### TASK
Can you format the records below as a two-column CSV with the headers "prompt" and "response", one row per record, putting its text and its answer each in a single quoted field with line breaks replaced by spaces and the pictures left out?

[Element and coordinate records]
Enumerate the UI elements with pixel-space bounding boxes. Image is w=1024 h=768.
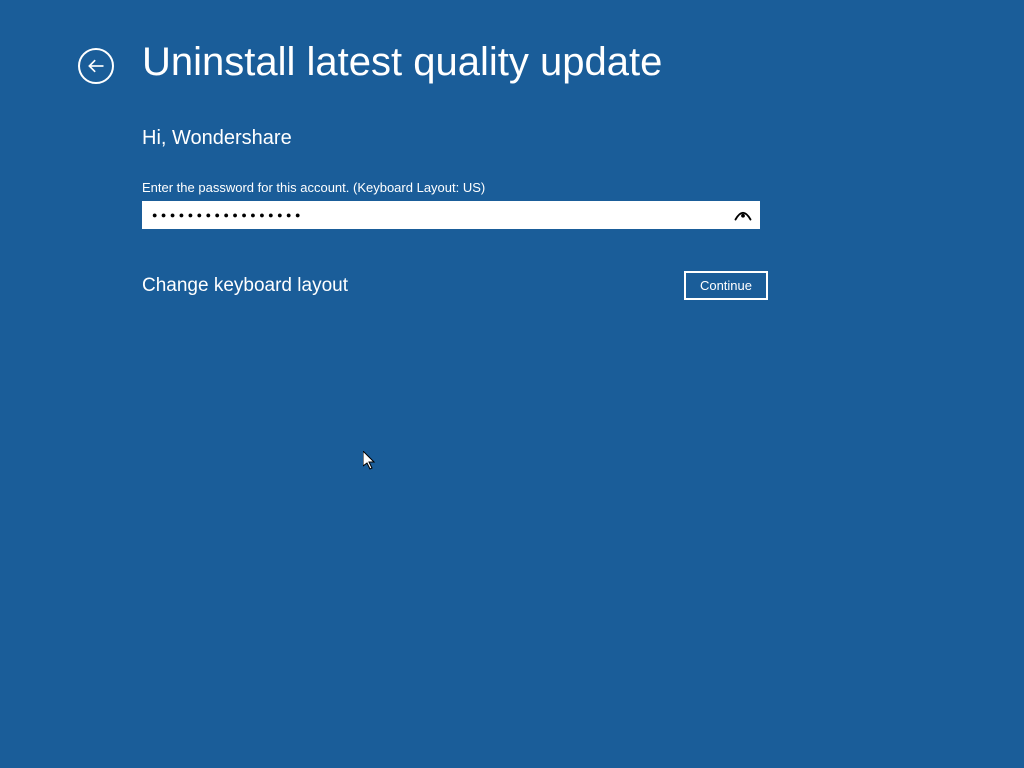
reveal-password-button[interactable] [734,209,752,221]
page-title: Uninstall latest quality update [142,40,662,85]
password-field[interactable]: ●●●●●●●●●●●●●●●●● [142,201,760,229]
greeting-text: Hi, Wondershare [142,127,770,150]
change-keyboard-layout-link[interactable]: Change keyboard layout [142,275,348,297]
mouse-cursor-icon [363,451,379,476]
back-arrow-icon [86,56,106,76]
eye-reveal-icon [734,209,752,221]
instruction-text: Enter the password for this account. (Ke… [142,180,770,195]
continue-button[interactable]: Continue [684,271,768,300]
back-button[interactable] [78,48,114,84]
password-value: ●●●●●●●●●●●●●●●●● [142,201,304,229]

### TASK ANSWER
prompt,response
"Enumerate the UI elements with pixel-space bounding boxes. Image is w=1024 h=768.","reveal-password-button[interactable] [734,209,752,221] page-title: Uninstall latest quality update [142,40,662,85] password-field[interactable]: ●●●●●●●●●●●●●●●●● [142,201,760,229] greeting-text: Hi, Wondershare [142,127,770,150] change-keyboard-layout-link[interactable]: Change keyboard layout [142,275,348,297] mouse-cursor-icon [363,451,379,476] back-arrow-icon [86,56,106,76] eye-reveal-icon [734,209,752,221] instruction-text: Enter the password for this account. (Ke… [142,180,770,195] continue-button[interactable]: Continue [684,271,768,300] back-button[interactable] [78,48,114,84] password-value: ●●●●●●●●●●●●●●●●● [142,201,304,229]"